Records from a data source
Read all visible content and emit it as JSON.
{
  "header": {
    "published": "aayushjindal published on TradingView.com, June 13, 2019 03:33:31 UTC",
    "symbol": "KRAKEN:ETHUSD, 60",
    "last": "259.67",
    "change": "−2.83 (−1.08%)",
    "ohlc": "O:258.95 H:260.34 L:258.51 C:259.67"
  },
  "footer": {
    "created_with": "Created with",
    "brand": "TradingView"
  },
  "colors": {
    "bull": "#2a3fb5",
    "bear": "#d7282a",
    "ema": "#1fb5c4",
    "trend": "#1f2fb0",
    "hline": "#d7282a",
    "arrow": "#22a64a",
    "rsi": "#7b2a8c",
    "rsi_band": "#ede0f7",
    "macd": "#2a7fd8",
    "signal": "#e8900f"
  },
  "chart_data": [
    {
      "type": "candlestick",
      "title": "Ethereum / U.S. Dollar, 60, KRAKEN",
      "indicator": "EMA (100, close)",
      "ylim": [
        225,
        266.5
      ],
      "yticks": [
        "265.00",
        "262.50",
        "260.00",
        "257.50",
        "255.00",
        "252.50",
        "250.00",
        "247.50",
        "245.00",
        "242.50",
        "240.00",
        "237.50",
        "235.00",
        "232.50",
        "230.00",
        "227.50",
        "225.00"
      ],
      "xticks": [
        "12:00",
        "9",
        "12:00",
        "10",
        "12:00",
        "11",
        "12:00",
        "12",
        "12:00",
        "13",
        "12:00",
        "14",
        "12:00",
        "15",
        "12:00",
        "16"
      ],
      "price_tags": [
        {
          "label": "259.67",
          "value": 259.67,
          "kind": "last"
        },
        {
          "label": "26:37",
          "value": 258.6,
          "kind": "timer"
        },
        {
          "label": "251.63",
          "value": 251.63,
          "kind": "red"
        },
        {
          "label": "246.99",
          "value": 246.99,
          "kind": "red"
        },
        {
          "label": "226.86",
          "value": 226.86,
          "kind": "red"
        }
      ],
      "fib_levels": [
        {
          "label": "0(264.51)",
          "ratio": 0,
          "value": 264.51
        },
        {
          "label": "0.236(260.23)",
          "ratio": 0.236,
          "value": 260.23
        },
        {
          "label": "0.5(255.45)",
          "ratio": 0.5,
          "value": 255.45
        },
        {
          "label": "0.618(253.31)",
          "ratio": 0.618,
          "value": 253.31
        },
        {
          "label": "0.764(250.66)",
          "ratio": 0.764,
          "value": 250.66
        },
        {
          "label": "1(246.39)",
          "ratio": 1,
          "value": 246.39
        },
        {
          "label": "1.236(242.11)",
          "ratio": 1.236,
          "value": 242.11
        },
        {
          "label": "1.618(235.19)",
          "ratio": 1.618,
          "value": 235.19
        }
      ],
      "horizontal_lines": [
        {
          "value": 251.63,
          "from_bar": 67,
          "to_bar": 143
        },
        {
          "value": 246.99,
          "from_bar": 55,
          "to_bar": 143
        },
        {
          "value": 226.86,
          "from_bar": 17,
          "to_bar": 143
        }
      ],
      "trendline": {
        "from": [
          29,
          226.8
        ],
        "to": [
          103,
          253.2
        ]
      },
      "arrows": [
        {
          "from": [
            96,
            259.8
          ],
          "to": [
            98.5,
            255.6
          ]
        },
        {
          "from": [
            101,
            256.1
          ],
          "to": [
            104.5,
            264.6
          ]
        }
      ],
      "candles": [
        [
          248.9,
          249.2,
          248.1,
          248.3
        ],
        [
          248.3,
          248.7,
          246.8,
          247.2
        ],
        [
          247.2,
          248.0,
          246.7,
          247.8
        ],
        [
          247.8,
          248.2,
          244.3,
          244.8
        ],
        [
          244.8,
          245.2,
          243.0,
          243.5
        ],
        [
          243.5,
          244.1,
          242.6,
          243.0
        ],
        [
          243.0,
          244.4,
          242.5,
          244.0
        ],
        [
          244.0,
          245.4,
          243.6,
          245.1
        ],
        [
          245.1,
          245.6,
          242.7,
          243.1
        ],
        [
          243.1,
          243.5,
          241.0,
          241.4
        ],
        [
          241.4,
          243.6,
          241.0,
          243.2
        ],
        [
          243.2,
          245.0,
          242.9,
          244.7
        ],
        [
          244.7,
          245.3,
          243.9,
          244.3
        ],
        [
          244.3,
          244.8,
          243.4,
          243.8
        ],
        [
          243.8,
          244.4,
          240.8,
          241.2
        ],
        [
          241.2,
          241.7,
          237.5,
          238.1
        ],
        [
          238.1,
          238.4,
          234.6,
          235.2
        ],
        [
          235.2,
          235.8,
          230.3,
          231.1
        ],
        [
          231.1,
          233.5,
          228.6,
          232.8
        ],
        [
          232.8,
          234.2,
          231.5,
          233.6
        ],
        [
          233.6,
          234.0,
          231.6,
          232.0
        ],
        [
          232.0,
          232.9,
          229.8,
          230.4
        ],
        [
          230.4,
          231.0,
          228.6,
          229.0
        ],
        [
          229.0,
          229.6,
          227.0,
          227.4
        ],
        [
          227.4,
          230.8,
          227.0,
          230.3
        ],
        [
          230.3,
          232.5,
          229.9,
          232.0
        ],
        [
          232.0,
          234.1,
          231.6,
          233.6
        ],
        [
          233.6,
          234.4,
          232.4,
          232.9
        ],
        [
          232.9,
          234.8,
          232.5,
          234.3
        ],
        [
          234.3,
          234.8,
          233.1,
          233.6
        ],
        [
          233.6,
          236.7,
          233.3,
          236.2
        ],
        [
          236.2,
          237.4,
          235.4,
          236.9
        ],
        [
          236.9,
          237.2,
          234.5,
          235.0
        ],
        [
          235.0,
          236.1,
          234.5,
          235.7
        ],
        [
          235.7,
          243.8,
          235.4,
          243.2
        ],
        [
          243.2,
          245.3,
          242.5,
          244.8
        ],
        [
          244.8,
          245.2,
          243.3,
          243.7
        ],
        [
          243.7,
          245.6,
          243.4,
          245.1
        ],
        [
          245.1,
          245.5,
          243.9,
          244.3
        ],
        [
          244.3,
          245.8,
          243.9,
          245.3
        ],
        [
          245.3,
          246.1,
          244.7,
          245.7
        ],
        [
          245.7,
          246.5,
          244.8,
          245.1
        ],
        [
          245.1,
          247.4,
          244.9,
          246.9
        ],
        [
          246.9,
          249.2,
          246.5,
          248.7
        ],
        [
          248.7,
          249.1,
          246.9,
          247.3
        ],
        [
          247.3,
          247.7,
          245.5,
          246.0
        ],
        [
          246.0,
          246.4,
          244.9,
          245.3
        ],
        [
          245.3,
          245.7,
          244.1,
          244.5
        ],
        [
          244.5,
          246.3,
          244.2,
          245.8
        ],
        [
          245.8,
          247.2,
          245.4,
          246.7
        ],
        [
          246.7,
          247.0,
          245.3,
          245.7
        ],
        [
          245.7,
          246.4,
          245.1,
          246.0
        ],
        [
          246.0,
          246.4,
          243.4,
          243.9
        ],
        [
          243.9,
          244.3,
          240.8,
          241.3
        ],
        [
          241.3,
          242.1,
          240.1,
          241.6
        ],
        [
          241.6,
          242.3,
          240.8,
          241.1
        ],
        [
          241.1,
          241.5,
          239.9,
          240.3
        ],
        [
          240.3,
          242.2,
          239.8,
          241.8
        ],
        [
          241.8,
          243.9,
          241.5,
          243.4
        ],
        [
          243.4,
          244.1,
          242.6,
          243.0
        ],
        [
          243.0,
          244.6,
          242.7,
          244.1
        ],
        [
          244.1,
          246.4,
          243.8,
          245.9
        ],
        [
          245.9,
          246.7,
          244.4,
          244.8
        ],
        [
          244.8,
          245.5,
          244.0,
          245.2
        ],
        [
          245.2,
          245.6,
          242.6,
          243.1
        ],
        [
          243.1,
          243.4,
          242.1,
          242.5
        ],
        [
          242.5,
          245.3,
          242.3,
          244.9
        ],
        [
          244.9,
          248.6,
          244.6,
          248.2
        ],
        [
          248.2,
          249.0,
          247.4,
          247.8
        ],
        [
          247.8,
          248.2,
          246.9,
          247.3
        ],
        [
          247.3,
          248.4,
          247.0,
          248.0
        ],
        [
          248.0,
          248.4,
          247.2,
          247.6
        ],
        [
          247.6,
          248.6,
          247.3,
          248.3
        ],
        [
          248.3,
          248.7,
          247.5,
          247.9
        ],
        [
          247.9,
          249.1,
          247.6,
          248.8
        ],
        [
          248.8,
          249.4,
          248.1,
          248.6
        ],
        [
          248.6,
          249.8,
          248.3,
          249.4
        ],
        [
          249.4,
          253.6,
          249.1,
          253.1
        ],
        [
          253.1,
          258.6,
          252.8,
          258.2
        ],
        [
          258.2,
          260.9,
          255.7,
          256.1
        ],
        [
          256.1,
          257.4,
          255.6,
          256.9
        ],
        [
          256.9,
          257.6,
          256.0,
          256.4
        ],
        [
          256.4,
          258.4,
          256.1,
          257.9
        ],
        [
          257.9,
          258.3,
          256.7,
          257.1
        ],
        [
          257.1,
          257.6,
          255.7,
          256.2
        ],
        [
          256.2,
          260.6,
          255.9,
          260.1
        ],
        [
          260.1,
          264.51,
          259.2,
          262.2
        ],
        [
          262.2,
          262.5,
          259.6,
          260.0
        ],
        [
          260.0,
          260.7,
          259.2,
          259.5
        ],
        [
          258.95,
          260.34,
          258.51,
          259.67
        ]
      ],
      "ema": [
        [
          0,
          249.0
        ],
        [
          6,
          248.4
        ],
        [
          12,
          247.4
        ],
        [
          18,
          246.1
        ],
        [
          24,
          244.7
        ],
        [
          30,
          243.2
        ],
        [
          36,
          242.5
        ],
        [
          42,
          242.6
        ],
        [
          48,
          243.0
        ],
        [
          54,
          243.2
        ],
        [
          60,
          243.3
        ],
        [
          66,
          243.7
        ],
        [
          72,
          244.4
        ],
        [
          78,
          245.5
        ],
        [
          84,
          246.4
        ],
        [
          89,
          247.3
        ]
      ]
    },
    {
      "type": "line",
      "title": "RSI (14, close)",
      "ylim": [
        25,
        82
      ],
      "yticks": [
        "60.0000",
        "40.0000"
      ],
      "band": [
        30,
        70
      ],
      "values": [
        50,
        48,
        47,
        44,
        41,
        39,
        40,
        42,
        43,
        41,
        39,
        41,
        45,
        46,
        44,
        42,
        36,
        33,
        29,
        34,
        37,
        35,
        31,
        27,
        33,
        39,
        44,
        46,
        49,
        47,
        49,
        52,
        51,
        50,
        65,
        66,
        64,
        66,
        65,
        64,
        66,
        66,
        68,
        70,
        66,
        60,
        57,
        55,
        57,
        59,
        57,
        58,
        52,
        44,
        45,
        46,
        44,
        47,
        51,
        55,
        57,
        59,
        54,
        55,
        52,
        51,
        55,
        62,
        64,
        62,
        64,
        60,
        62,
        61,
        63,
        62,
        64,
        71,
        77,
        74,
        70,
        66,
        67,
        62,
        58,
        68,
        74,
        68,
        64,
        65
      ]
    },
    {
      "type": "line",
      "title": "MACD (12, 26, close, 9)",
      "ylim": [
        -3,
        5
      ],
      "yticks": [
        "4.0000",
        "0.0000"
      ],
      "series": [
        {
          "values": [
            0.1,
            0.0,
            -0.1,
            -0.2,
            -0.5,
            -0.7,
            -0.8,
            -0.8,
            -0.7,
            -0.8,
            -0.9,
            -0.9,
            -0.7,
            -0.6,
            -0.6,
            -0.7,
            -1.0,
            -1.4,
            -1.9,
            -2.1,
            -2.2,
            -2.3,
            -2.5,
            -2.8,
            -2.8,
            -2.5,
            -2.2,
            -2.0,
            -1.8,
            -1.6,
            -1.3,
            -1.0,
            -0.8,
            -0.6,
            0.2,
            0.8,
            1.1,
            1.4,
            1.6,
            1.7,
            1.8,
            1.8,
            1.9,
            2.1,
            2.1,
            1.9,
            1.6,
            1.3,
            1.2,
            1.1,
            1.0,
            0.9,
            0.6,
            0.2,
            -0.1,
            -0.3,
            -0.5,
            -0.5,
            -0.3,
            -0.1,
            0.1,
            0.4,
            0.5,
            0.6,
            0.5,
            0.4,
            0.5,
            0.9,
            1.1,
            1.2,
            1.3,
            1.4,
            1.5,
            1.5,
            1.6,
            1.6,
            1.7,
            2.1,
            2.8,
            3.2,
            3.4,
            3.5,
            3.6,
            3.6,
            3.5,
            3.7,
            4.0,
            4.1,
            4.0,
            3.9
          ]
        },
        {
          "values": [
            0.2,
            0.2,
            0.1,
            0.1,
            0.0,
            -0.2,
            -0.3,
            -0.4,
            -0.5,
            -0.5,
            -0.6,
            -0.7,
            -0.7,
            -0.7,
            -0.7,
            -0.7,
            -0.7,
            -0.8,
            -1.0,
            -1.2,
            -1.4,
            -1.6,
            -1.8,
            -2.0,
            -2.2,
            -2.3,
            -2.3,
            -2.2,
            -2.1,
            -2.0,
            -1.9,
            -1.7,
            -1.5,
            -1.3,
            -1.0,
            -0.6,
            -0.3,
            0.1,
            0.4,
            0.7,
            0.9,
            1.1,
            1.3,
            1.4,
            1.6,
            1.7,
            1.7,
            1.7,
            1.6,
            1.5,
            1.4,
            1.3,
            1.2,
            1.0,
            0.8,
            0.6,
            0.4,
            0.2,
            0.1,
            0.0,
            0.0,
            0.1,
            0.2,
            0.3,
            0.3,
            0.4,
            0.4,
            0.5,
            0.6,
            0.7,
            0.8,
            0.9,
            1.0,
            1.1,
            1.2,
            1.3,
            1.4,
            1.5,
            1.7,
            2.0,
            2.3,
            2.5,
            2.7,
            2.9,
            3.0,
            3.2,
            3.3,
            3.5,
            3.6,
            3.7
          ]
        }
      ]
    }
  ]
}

WRITTEN INSTRUCTION
Out of the records, collect only those lines that contain the string "KRAKEN".

SOLVED EXERCISE
    "symbol": "KRAKEN:ETHUSD, 60",
      "title": "Ethereum / U.S. Dollar, 60, KRAKEN",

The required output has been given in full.